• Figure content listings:

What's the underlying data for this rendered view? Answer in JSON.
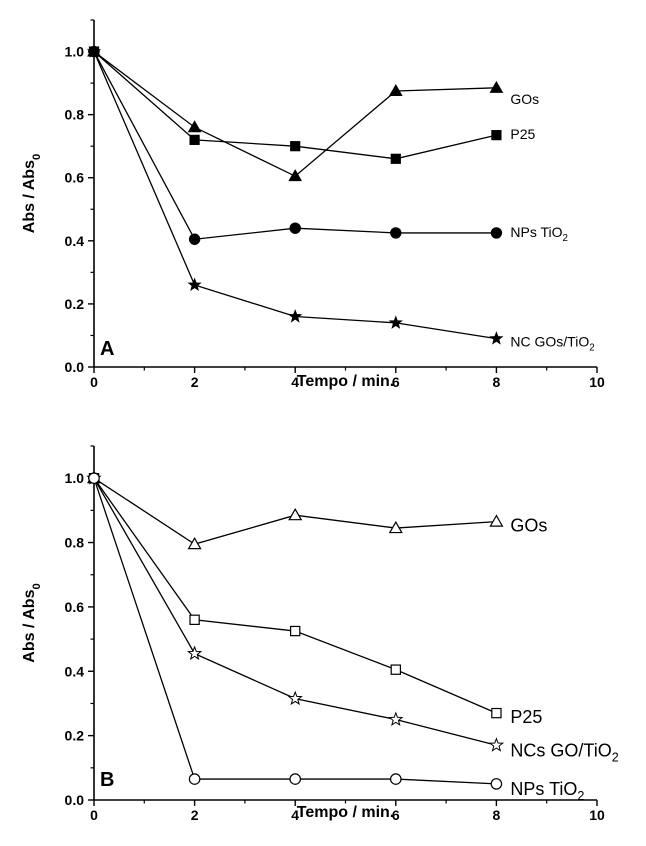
{
  "chart_data": [
    {
      "type": "line",
      "panel_label": "A",
      "xlabel": "Tempo / min.",
      "ylabel": "Abs / Abs0",
      "xlim": [
        0,
        10
      ],
      "ylim": [
        0,
        1.1
      ],
      "xticks": [
        "0",
        "2",
        "4",
        "6",
        "8",
        "10"
      ],
      "yticks": [
        "0.0",
        "0.2",
        "0.4",
        "0.6",
        "0.8",
        "1.0"
      ],
      "grid": false,
      "series": [
        {
          "name": "GOs",
          "marker": "triangle",
          "filled": true,
          "points": [
            [
              0,
              1.0
            ],
            [
              2,
              0.76
            ],
            [
              4,
              0.605
            ],
            [
              6,
              0.875
            ],
            [
              8,
              0.885
            ]
          ]
        },
        {
          "name": "P25",
          "marker": "square",
          "filled": true,
          "points": [
            [
              0,
              1.0
            ],
            [
              2,
              0.72
            ],
            [
              4,
              0.7
            ],
            [
              6,
              0.66
            ],
            [
              8,
              0.735
            ]
          ]
        },
        {
          "name": "NPs TiO2",
          "marker": "circle",
          "filled": true,
          "points": [
            [
              0,
              1.0
            ],
            [
              2,
              0.405
            ],
            [
              4,
              0.44
            ],
            [
              6,
              0.425
            ],
            [
              8,
              0.425
            ]
          ]
        },
        {
          "name": "NC GOs/TiO2",
          "marker": "star",
          "filled": true,
          "points": [
            [
              0,
              1.0
            ],
            [
              2,
              0.26
            ],
            [
              4,
              0.16
            ],
            [
              6,
              0.14
            ],
            [
              8,
              0.09
            ]
          ]
        }
      ]
    },
    {
      "type": "line",
      "panel_label": "B",
      "xlabel": "Tempo / min.",
      "ylabel": "Abs / Abs0",
      "xlim": [
        0,
        10
      ],
      "ylim": [
        0,
        1.1
      ],
      "xticks": [
        "0",
        "2",
        "4",
        "6",
        "8",
        "10"
      ],
      "yticks": [
        "0.0",
        "0.2",
        "0.4",
        "0.6",
        "0.8",
        "1.0"
      ],
      "grid": false,
      "series": [
        {
          "name": "GOs",
          "marker": "triangle",
          "filled": false,
          "points": [
            [
              0,
              1.0
            ],
            [
              2,
              0.795
            ],
            [
              4,
              0.885
            ],
            [
              6,
              0.845
            ],
            [
              8,
              0.865
            ]
          ]
        },
        {
          "name": "P25",
          "marker": "square",
          "filled": false,
          "points": [
            [
              0,
              1.0
            ],
            [
              2,
              0.56
            ],
            [
              4,
              0.525
            ],
            [
              6,
              0.405
            ],
            [
              8,
              0.27
            ]
          ]
        },
        {
          "name": "NCs GO/TiO2",
          "marker": "star",
          "filled": false,
          "points": [
            [
              0,
              1.0
            ],
            [
              2,
              0.455
            ],
            [
              4,
              0.315
            ],
            [
              6,
              0.25
            ],
            [
              8,
              0.17
            ]
          ]
        },
        {
          "name": "NPs TiO2",
          "marker": "circle",
          "filled": false,
          "points": [
            [
              0,
              1.0
            ],
            [
              2,
              0.065
            ],
            [
              4,
              0.065
            ],
            [
              6,
              0.065
            ],
            [
              8,
              0.05
            ]
          ]
        }
      ]
    }
  ]
}
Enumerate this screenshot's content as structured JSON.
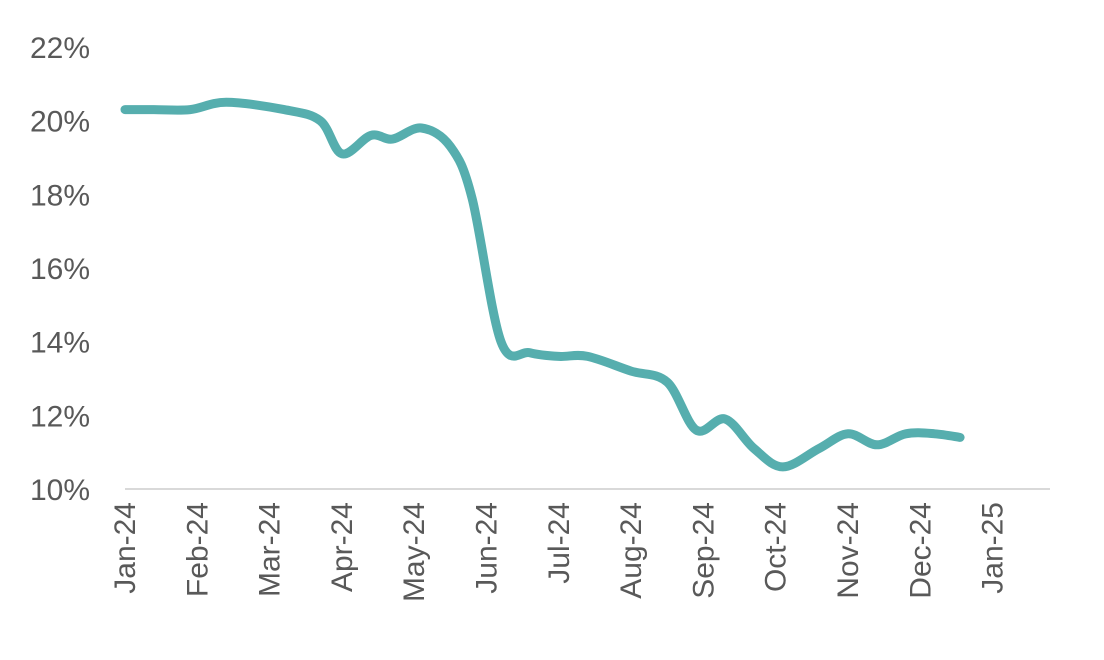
{
  "chart_data": {
    "type": "line",
    "title": "",
    "xlabel": "",
    "ylabel": "",
    "grid": false,
    "legend": "none",
    "x_ticks": [
      "Jan-24",
      "Feb-24",
      "Mar-24",
      "Apr-24",
      "May-24",
      "Jun-24",
      "Jul-24",
      "Aug-24",
      "Sep-24",
      "Oct-24",
      "Nov-24",
      "Dec-24",
      "Jan-25"
    ],
    "y_ticks": [
      {
        "value": 10,
        "label": "10%"
      },
      {
        "value": 12,
        "label": "12%"
      },
      {
        "value": 14,
        "label": "14%"
      },
      {
        "value": 16,
        "label": "16%"
      },
      {
        "value": 18,
        "label": "18%"
      },
      {
        "value": 20,
        "label": "20%"
      },
      {
        "value": 22,
        "label": "22%"
      }
    ],
    "ylim": [
      10,
      22
    ],
    "xlim": [
      0,
      12.6
    ],
    "series": [
      {
        "color": "#56aeae",
        "points": [
          {
            "x": 0.0,
            "y": 20.3
          },
          {
            "x": 0.4,
            "y": 20.3
          },
          {
            "x": 0.9,
            "y": 20.3
          },
          {
            "x": 1.4,
            "y": 20.5
          },
          {
            "x": 2.2,
            "y": 20.3
          },
          {
            "x": 2.7,
            "y": 20.0
          },
          {
            "x": 3.0,
            "y": 19.1
          },
          {
            "x": 3.4,
            "y": 19.6
          },
          {
            "x": 3.7,
            "y": 19.5
          },
          {
            "x": 4.1,
            "y": 19.8
          },
          {
            "x": 4.5,
            "y": 19.3
          },
          {
            "x": 4.8,
            "y": 17.9
          },
          {
            "x": 5.2,
            "y": 14.0
          },
          {
            "x": 5.6,
            "y": 13.7
          },
          {
            "x": 6.0,
            "y": 13.6
          },
          {
            "x": 6.4,
            "y": 13.6
          },
          {
            "x": 7.0,
            "y": 13.2
          },
          {
            "x": 7.5,
            "y": 12.9
          },
          {
            "x": 7.9,
            "y": 11.6
          },
          {
            "x": 8.3,
            "y": 11.9
          },
          {
            "x": 8.7,
            "y": 11.1
          },
          {
            "x": 9.1,
            "y": 10.6
          },
          {
            "x": 9.6,
            "y": 11.1
          },
          {
            "x": 10.0,
            "y": 11.5
          },
          {
            "x": 10.4,
            "y": 11.2
          },
          {
            "x": 10.8,
            "y": 11.5
          },
          {
            "x": 11.2,
            "y": 11.5
          },
          {
            "x": 11.55,
            "y": 11.4
          }
        ]
      }
    ]
  }
}
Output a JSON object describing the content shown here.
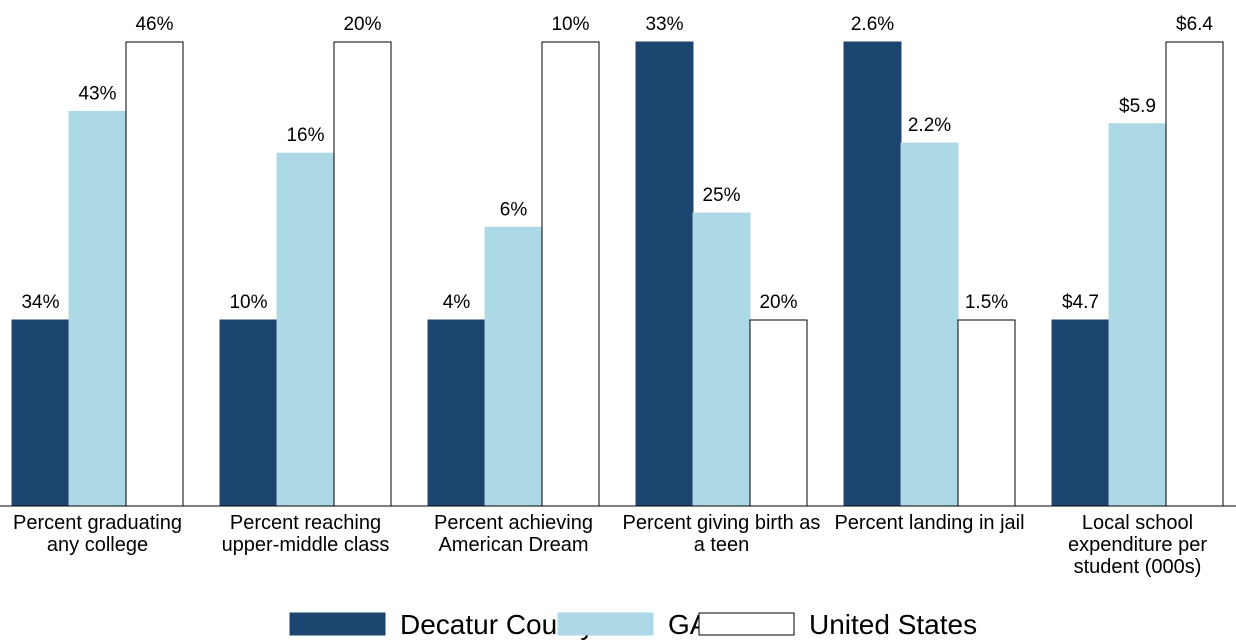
{
  "chart_data": {
    "type": "bar",
    "categories": [
      "Percent graduating any college",
      "Percent reaching upper-middle class",
      "Percent achieving American Dream",
      "Percent giving birth as a teen",
      "Percent landing in jail",
      "Local school expenditure per student (000s)"
    ],
    "series": [
      {
        "name": "Decatur County",
        "color": "#1c4670",
        "values": [
          34,
          10,
          4,
          33,
          2.6,
          4.7
        ],
        "value_labels": [
          "34%",
          "10%",
          "4%",
          "33%",
          "2.6%",
          "$4.7"
        ]
      },
      {
        "name": "GA",
        "color": "#add8e6",
        "values": [
          43,
          16,
          6,
          25,
          2.2,
          5.9
        ],
        "value_labels": [
          "43%",
          "16%",
          "6%",
          "25%",
          "2.2%",
          "$5.9"
        ]
      },
      {
        "name": "United States",
        "color": "#ffffff",
        "values": [
          46,
          20,
          10,
          20,
          1.5,
          6.4
        ],
        "value_labels": [
          "46%",
          "20%",
          "10%",
          "20%",
          "1.5%",
          "$6.4"
        ]
      }
    ]
  }
}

• Set task: Leave out the pictures and output the rest of the material exactly as written.

• Written response:
What's the underlying data for this rendered view? Answer in JSON.
{
  "chart_data": [
    {
      "type": "line",
      "panel_label": "A",
      "xlabel": "Tempo / min.",
      "ylabel": "Abs / Abs0",
      "xlim": [
        0,
        10
      ],
      "ylim": [
        0,
        1.1
      ],
      "xticks": [
        "0",
        "2",
        "4",
        "6",
        "8",
        "10"
      ],
      "yticks": [
        "0.0",
        "0.2",
        "0.4",
        "0.6",
        "0.8",
        "1.0"
      ],
      "grid": false,
      "series": [
        {
          "name": "GOs",
          "marker": "triangle",
          "filled": true,
          "points": [
            [
              0,
              1.0
            ],
            [
              2,
              0.76
            ],
            [
              4,
              0.605
            ],
            [
              6,
              0.875
            ],
            [
              8,
              0.885
            ]
          ]
        },
        {
          "name": "P25",
          "marker": "square",
          "filled": true,
          "points": [
            [
              0,
              1.0
            ],
            [
              2,
              0.72
            ],
            [
              4,
              0.7
            ],
            [
              6,
              0.66
            ],
            [
              8,
              0.735
            ]
          ]
        },
        {
          "name": "NPs TiO2",
          "marker": "circle",
          "filled": true,
          "points": [
            [
              0,
              1.0
            ],
            [
              2,
              0.405
            ],
            [
              4,
              0.44
            ],
            [
              6,
              0.425
            ],
            [
              8,
              0.425
            ]
          ]
        },
        {
          "name": "NC GOs/TiO2",
          "marker": "star",
          "filled": true,
          "points": [
            [
              0,
              1.0
            ],
            [
              2,
              0.26
            ],
            [
              4,
              0.16
            ],
            [
              6,
              0.14
            ],
            [
              8,
              0.09
            ]
          ]
        }
      ]
    },
    {
      "type": "line",
      "panel_label": "B",
      "xlabel": "Tempo / min.",
      "ylabel": "Abs / Abs0",
      "xlim": [
        0,
        10
      ],
      "ylim": [
        0,
        1.1
      ],
      "xticks": [
        "0",
        "2",
        "4",
        "6",
        "8",
        "10"
      ],
      "yticks": [
        "0.0",
        "0.2",
        "0.4",
        "0.6",
        "0.8",
        "1.0"
      ],
      "grid": false,
      "series": [
        {
          "name": "GOs",
          "marker": "triangle",
          "filled": false,
          "points": [
            [
              0,
              1.0
            ],
            [
              2,
              0.795
            ],
            [
              4,
              0.885
            ],
            [
              6,
              0.845
            ],
            [
              8,
              0.865
            ]
          ]
        },
        {
          "name": "P25",
          "marker": "square",
          "filled": false,
          "points": [
            [
              0,
              1.0
            ],
            [
              2,
              0.56
            ],
            [
              4,
              0.525
            ],
            [
              6,
              0.405
            ],
            [
              8,
              0.27
            ]
          ]
        },
        {
          "name": "NCs GO/TiO2",
          "marker": "star",
          "filled": false,
          "points": [
            [
              0,
              1.0
            ],
            [
              2,
              0.455
            ],
            [
              4,
              0.315
            ],
            [
              6,
              0.25
            ],
            [
              8,
              0.17
            ]
          ]
        },
        {
          "name": "NPs TiO2",
          "marker": "circle",
          "filled": false,
          "points": [
            [
              0,
              1.0
            ],
            [
              2,
              0.065
            ],
            [
              4,
              0.065
            ],
            [
              6,
              0.065
            ],
            [
              8,
              0.05
            ]
          ]
        }
      ]
    }
  ]
}
Enumerate this screenshot's content as structured JSON.
{
  "chart_data": {
    "type": "line",
    "title": "",
    "xlabel": "",
    "ylabel": "",
    "grid": false,
    "legend": "none",
    "x_ticks": [
      "Jan-24",
      "Feb-24",
      "Mar-24",
      "Apr-24",
      "May-24",
      "Jun-24",
      "Jul-24",
      "Aug-24",
      "Sep-24",
      "Oct-24",
      "Nov-24",
      "Dec-24",
      "Jan-25"
    ],
    "y_ticks": [
      {
        "value": 10,
        "label": "10%"
      },
      {
        "value": 12,
        "label": "12%"
      },
      {
        "value": 14,
        "label": "14%"
      },
      {
        "value": 16,
        "label": "16%"
      },
      {
        "value": 18,
        "label": "18%"
      },
      {
        "value": 20,
        "label": "20%"
      },
      {
        "value": 22,
        "label": "22%"
      }
    ],
    "ylim": [
      10,
      22
    ],
    "xlim": [
      0,
      12.6
    ],
    "series": [
      {
        "color": "#56aeae",
        "points": [
          {
            "x": 0.0,
            "y": 20.3
          },
          {
            "x": 0.4,
            "y": 20.3
          },
          {
            "x": 0.9,
            "y": 20.3
          },
          {
            "x": 1.4,
            "y": 20.5
          },
          {
            "x": 2.2,
            "y": 20.3
          },
          {
            "x": 2.7,
            "y": 20.0
          },
          {
            "x": 3.0,
            "y": 19.1
          },
          {
            "x": 3.4,
            "y": 19.6
          },
          {
            "x": 3.7,
            "y": 19.5
          },
          {
            "x": 4.1,
            "y": 19.8
          },
          {
            "x": 4.5,
            "y": 19.3
          },
          {
            "x": 4.8,
            "y": 17.9
          },
          {
            "x": 5.2,
            "y": 14.0
          },
          {
            "x": 5.6,
            "y": 13.7
          },
          {
            "x": 6.0,
            "y": 13.6
          },
          {
            "x": 6.4,
            "y": 13.6
          },
          {
            "x": 7.0,
            "y": 13.2
          },
          {
            "x": 7.5,
            "y": 12.9
          },
          {
            "x": 7.9,
            "y": 11.6
          },
          {
            "x": 8.3,
            "y": 11.9
          },
          {
            "x": 8.7,
            "y": 11.1
          },
          {
            "x": 9.1,
            "y": 10.6
          },
          {
            "x": 9.6,
            "y": 11.1
          },
          {
            "x": 10.0,
            "y": 11.5
          },
          {
            "x": 10.4,
            "y": 11.2
          },
          {
            "x": 10.8,
            "y": 11.5
          },
          {
            "x": 11.2,
            "y": 11.5
          },
          {
            "x": 11.55,
            "y": 11.4
          }
        ]
      }
    ]
  }
}
Output a JSON object describing the content shown here.
{
  "chart_data": {
    "type": "bar",
    "categories": [
      "Percent graduating any college",
      "Percent reaching upper-middle class",
      "Percent achieving American Dream",
      "Percent giving birth as a teen",
      "Percent landing in jail",
      "Local school expenditure per student (000s)"
    ],
    "series": [
      {
        "name": "Decatur County",
        "color": "#1c4670",
        "values": [
          34,
          10,
          4,
          33,
          2.6,
          4.7
        ],
        "value_labels": [
          "34%",
          "10%",
          "4%",
          "33%",
          "2.6%",
          "$4.7"
        ]
      },
      {
        "name": "GA",
        "color": "#add8e6",
        "values": [
          43,
          16,
          6,
          25,
          2.2,
          5.9
        ],
        "value_labels": [
          "43%",
          "16%",
          "6%",
          "25%",
          "2.2%",
          "$5.9"
        ]
      },
      {
        "name": "United States",
        "color": "#ffffff",
        "values": [
          46,
          20,
          10,
          20,
          1.5,
          6.4
        ],
        "value_labels": [
          "46%",
          "20%",
          "10%",
          "20%",
          "1.5%",
          "$6.4"
        ]
      }
    ]
  }
}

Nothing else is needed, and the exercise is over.